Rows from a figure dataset
========================================================================

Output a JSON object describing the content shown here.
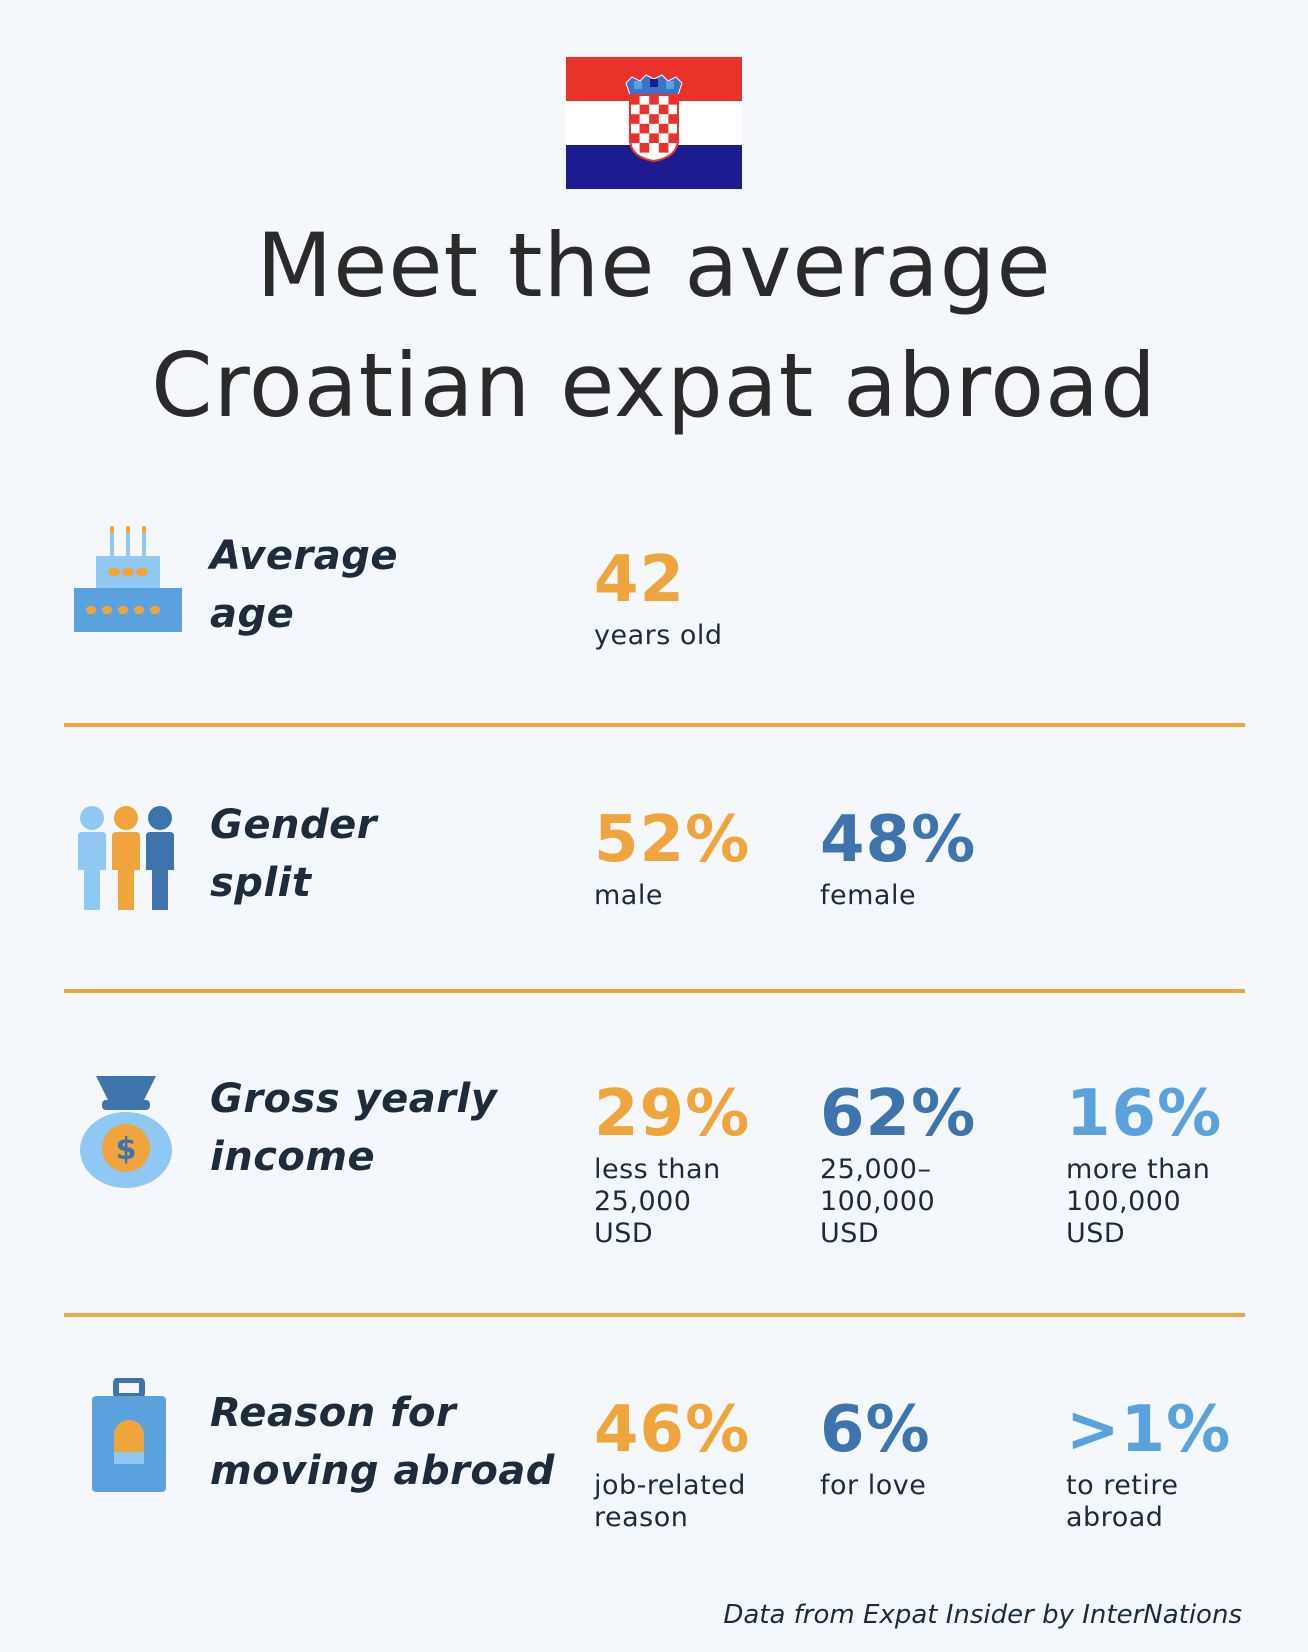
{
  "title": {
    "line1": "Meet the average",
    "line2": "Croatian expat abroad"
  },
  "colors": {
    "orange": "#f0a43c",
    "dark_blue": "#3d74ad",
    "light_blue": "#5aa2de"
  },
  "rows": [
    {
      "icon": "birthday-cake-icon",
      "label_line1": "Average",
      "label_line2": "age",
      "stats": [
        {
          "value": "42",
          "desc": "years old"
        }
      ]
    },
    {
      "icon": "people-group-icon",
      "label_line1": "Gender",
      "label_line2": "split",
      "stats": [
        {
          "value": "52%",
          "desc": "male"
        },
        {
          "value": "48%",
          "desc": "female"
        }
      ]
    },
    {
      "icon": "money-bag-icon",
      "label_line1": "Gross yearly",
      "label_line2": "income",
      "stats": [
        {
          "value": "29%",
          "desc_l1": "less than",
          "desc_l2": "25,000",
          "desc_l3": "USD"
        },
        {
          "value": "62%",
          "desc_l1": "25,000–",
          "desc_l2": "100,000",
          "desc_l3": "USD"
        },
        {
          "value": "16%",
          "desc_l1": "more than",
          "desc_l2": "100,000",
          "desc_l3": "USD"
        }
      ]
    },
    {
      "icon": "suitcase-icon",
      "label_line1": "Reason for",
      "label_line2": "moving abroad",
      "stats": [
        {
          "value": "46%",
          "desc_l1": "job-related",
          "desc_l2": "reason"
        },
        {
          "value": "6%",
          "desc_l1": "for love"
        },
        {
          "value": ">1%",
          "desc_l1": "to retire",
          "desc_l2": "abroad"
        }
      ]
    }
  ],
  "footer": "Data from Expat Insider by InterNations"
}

========================================================================

THE EXERCISE: All lines in the data that contain the word "icon" should be copied.

EXERCISE SOLUTION:
      "icon": "birthday-cake-icon",
      "icon": "people-group-icon",
      "icon": "money-bag-icon",
      "icon": "suitcase-icon",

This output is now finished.